* EXERCISE DATA *
####

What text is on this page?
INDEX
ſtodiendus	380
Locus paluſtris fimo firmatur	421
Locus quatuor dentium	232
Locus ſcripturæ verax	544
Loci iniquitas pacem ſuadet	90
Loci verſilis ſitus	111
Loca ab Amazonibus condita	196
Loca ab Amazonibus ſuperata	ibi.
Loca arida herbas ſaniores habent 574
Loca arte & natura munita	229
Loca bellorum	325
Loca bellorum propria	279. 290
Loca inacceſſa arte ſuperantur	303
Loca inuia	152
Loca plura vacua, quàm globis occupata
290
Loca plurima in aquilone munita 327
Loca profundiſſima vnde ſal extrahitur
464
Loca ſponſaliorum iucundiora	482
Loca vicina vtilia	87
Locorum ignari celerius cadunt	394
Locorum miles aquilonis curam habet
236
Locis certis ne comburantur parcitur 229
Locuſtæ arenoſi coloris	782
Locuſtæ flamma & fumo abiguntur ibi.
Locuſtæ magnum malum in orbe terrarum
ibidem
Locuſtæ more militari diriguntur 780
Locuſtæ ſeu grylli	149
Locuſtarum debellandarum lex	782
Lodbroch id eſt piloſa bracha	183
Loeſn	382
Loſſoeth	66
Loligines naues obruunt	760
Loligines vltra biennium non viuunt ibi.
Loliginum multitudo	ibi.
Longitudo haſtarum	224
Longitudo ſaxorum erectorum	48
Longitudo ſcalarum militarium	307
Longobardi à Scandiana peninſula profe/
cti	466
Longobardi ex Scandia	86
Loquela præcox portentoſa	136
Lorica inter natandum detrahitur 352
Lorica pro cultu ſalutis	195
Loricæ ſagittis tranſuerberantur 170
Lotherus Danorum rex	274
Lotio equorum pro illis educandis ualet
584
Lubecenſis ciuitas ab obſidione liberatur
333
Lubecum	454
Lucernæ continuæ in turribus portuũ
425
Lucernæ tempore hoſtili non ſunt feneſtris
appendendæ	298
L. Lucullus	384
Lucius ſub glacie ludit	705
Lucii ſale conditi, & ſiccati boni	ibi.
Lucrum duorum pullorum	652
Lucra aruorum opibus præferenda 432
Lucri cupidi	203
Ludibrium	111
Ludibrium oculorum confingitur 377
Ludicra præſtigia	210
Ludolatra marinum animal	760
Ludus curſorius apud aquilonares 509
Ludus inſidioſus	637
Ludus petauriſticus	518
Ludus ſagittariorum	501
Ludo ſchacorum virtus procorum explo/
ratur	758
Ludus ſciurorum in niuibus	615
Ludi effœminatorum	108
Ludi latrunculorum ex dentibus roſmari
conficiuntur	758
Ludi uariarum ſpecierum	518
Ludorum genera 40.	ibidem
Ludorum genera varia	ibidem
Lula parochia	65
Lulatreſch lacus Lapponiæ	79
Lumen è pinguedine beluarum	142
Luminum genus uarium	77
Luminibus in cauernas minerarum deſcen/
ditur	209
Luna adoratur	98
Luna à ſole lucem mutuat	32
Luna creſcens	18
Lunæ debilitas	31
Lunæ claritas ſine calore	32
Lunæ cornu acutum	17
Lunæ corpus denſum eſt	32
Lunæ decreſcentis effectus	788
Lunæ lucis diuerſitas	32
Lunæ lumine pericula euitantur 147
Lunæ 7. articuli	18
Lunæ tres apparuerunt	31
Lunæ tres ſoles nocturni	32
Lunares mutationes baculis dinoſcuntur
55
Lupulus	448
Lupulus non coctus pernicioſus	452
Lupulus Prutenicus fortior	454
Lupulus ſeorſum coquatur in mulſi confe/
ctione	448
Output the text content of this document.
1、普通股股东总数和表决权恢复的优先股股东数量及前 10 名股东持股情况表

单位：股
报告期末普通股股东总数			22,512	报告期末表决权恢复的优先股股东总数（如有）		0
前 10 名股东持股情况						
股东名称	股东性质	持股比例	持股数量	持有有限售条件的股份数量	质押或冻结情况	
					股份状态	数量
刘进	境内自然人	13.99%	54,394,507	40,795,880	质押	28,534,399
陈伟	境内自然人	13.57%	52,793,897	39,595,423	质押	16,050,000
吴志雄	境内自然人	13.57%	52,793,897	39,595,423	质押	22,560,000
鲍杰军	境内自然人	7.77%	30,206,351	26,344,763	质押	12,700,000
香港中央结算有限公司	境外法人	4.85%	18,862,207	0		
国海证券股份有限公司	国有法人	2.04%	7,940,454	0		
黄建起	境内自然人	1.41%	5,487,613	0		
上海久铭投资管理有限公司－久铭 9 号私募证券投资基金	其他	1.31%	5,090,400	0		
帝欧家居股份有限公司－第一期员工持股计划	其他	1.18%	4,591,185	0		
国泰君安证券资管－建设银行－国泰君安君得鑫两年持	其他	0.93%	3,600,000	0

####

* EXERCISE AIM *
Go through the entries and return each line where the word "Lupulus" appears.

* SOLVED EXERCISE *
Lupulus	448
Lupulus non coctus pernicioſus	452
Lupulus Prutenicus fortior	454
Lupulus ſeorſum coquatur in mulſi confe/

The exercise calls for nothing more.